▶ Lines of data:

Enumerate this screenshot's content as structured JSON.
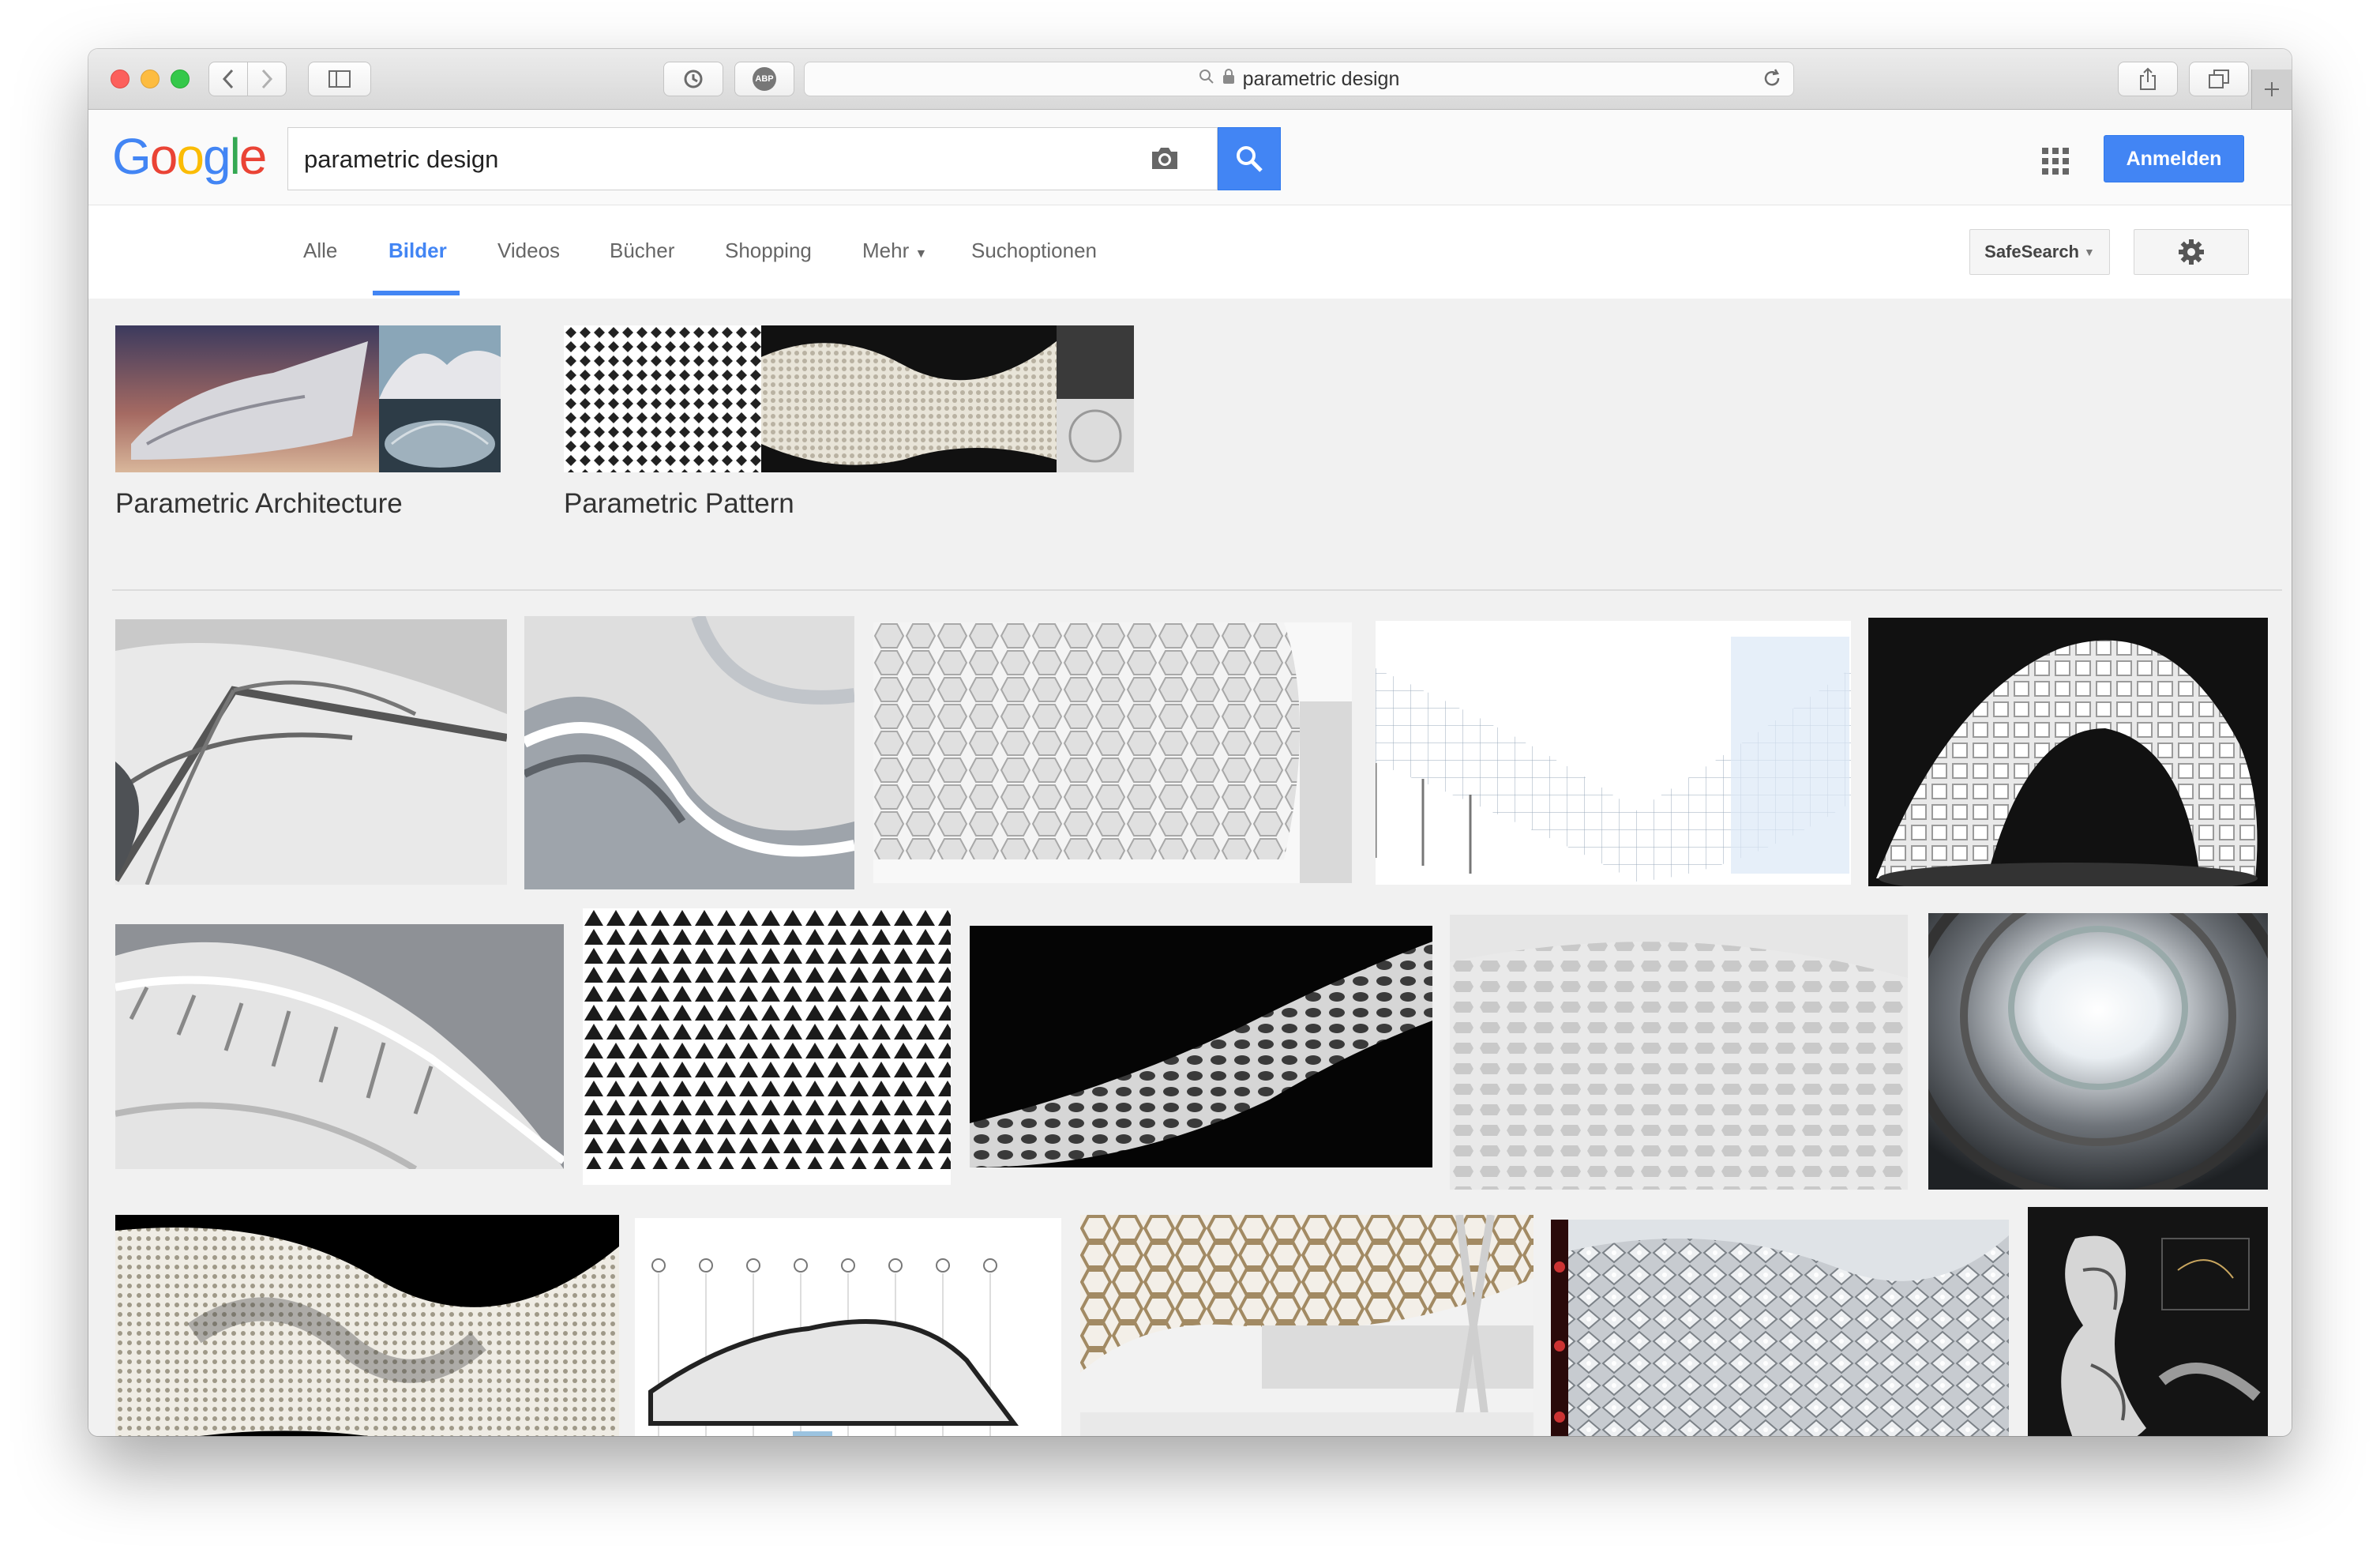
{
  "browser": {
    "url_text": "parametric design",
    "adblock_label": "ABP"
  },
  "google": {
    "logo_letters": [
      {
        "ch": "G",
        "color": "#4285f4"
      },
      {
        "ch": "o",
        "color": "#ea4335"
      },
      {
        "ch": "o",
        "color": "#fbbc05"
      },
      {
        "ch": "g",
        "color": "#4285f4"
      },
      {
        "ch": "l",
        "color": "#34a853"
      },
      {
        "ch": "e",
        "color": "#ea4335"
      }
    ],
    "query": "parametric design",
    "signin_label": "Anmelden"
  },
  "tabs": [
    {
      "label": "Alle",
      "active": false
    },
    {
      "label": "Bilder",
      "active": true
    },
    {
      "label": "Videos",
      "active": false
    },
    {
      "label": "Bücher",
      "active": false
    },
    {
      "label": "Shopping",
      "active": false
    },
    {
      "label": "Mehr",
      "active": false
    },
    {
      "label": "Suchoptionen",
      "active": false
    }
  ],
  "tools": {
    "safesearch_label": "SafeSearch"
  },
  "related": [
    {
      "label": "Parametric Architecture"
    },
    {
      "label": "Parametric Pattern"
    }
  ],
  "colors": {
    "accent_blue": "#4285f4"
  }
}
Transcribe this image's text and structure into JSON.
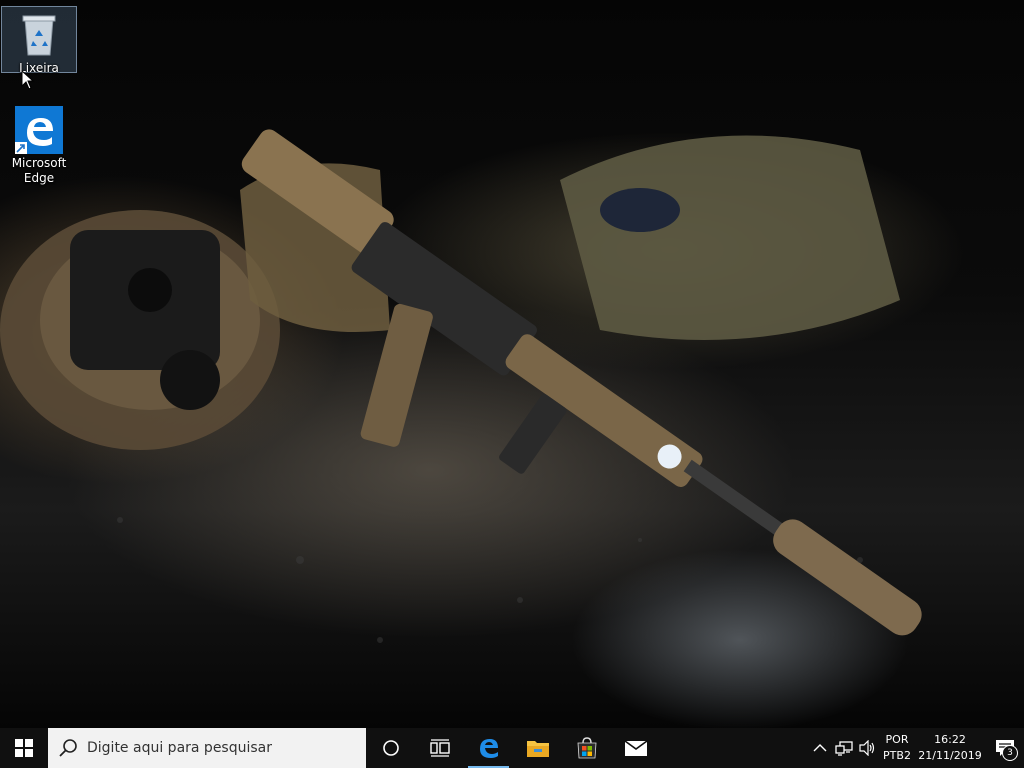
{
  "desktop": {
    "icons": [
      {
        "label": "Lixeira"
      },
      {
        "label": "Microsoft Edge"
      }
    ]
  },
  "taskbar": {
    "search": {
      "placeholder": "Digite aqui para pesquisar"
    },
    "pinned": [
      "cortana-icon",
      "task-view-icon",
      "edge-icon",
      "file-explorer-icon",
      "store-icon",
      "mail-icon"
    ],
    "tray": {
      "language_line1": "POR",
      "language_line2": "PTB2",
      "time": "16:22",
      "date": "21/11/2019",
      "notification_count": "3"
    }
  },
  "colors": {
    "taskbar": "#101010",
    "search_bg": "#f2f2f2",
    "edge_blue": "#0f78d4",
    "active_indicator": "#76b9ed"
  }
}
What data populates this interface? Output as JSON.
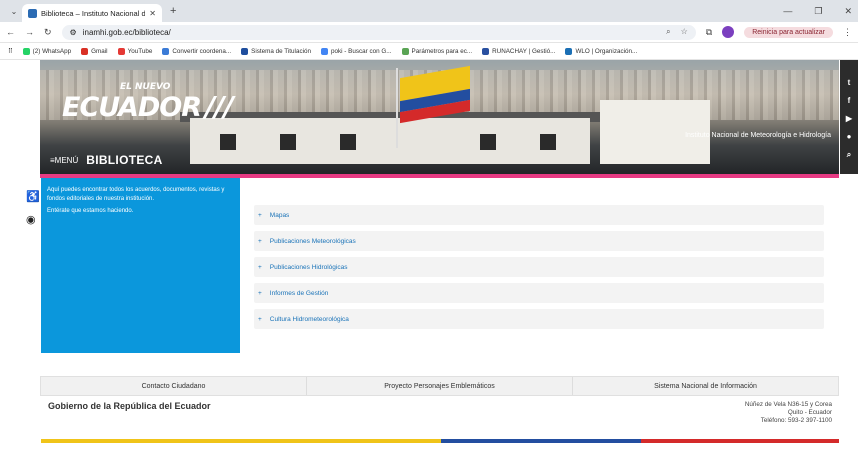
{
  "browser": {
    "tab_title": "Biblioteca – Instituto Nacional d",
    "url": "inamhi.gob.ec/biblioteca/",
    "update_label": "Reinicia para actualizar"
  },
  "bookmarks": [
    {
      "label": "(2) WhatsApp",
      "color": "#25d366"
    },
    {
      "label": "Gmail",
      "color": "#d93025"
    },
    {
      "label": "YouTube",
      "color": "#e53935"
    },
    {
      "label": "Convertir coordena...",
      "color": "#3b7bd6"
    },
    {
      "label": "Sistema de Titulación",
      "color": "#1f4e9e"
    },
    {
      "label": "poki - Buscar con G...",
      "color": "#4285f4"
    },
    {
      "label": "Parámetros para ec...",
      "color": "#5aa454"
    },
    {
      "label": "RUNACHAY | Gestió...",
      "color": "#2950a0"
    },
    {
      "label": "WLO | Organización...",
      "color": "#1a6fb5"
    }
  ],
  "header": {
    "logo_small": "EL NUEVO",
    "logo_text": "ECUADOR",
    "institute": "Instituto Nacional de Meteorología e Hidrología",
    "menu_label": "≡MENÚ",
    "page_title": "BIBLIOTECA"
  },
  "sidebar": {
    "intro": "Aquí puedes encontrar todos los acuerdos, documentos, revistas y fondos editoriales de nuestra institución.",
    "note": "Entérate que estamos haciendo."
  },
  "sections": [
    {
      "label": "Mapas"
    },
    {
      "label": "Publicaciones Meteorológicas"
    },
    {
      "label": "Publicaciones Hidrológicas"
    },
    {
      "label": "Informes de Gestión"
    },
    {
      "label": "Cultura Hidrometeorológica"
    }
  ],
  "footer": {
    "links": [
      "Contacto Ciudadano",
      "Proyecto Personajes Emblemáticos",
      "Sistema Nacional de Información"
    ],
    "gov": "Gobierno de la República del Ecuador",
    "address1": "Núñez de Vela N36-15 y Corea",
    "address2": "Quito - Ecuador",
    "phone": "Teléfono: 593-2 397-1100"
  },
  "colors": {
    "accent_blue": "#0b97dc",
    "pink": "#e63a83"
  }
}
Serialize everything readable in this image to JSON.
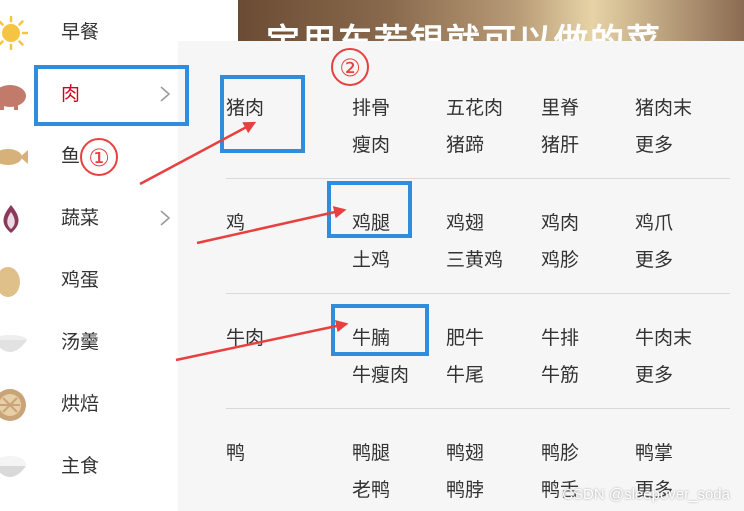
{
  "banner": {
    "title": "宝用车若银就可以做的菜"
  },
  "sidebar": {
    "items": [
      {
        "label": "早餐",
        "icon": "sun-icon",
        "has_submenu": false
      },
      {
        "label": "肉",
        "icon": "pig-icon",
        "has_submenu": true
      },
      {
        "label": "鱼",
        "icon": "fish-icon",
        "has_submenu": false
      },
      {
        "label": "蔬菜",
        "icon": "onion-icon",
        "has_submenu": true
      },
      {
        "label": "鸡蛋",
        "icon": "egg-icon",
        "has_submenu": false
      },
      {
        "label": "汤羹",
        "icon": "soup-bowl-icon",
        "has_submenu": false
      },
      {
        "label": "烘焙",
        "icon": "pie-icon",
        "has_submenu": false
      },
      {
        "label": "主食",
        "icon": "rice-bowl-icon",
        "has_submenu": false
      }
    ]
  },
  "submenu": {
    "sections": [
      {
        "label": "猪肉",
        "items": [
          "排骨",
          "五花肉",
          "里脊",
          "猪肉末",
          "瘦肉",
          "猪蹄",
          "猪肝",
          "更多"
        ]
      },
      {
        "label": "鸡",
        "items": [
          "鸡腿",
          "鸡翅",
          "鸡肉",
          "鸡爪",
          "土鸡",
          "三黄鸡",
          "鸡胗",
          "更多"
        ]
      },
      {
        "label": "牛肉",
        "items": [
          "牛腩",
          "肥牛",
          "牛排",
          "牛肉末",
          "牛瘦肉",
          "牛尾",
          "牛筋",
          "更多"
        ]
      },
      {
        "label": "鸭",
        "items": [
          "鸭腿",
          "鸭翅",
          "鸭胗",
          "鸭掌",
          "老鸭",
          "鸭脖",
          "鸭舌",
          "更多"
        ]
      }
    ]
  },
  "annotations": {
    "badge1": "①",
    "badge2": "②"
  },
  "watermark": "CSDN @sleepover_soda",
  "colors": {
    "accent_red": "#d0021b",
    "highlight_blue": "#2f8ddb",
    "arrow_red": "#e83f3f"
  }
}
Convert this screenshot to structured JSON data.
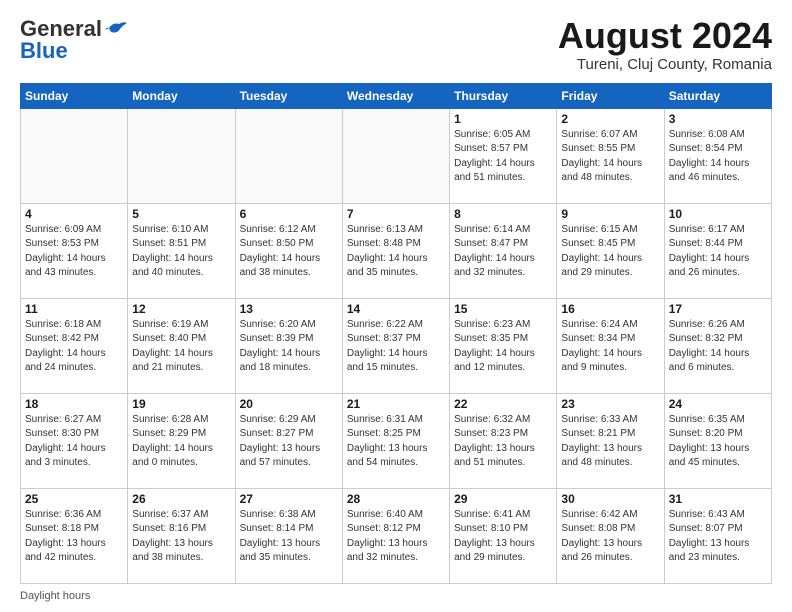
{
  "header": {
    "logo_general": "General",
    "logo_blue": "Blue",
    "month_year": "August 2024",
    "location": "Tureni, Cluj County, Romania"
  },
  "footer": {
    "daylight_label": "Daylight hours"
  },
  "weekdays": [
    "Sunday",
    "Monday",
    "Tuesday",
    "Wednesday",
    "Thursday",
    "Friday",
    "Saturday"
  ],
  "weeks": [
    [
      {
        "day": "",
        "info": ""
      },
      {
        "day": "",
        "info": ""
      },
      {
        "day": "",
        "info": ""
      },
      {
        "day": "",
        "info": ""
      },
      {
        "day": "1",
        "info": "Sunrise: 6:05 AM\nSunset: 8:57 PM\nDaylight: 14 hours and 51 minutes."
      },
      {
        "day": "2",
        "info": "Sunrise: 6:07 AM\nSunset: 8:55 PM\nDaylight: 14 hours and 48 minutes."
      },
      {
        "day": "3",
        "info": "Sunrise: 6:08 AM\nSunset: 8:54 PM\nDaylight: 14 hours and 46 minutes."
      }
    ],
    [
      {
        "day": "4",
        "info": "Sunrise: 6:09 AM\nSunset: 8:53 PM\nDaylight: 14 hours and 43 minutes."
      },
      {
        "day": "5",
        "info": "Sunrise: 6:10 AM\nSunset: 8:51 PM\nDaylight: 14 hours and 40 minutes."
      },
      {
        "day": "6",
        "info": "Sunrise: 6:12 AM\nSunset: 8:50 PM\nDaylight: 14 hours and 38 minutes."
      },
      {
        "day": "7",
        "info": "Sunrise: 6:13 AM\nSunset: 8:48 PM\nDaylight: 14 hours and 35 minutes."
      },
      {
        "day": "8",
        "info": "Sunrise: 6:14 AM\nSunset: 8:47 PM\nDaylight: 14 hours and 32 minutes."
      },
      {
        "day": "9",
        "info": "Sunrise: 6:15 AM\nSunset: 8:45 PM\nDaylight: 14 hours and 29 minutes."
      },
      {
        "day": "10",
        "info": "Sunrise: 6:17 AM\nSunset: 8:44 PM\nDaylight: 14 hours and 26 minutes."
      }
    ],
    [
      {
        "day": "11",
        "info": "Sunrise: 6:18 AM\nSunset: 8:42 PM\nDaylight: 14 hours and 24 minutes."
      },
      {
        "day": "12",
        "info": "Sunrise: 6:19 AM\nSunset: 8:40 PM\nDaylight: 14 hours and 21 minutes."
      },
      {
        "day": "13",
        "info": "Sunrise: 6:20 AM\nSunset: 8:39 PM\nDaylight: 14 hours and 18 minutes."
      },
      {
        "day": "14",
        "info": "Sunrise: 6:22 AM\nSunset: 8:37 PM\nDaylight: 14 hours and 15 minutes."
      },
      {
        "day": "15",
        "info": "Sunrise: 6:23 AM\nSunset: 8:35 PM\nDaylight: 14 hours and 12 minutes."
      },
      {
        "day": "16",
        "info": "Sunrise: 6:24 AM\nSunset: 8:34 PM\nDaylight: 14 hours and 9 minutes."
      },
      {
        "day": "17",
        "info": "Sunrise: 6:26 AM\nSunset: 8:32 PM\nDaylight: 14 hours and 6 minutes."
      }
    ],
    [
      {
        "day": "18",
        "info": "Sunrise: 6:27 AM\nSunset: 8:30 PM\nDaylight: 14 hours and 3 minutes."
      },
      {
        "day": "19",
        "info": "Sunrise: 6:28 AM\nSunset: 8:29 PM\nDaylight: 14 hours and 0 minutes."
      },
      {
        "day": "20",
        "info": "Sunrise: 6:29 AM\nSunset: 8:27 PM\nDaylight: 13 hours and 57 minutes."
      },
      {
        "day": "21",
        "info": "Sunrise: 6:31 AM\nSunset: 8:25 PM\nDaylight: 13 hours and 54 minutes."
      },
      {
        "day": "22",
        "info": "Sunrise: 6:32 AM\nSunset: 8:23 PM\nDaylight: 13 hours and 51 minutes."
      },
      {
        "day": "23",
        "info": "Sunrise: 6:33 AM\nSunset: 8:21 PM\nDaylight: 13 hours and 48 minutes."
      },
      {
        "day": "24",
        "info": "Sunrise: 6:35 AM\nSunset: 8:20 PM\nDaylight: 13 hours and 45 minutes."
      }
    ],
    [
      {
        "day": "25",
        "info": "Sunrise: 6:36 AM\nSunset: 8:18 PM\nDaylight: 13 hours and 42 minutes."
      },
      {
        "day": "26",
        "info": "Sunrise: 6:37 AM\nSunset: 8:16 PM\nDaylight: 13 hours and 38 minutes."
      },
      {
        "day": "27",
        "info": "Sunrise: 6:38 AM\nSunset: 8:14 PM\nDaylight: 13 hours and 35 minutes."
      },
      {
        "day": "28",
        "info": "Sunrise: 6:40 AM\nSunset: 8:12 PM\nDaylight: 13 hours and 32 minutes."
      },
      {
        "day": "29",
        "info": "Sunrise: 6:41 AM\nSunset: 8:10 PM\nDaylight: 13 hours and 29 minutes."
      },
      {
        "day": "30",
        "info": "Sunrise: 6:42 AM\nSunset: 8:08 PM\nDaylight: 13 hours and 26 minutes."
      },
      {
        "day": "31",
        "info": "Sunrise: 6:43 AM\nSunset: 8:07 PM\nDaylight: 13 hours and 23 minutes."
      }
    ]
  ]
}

▶ Goal: Show all lines in the entries above where the word "design" appears.

▶ Output of the task:
    "url_text": "parametric design",
    "query": "parametric design",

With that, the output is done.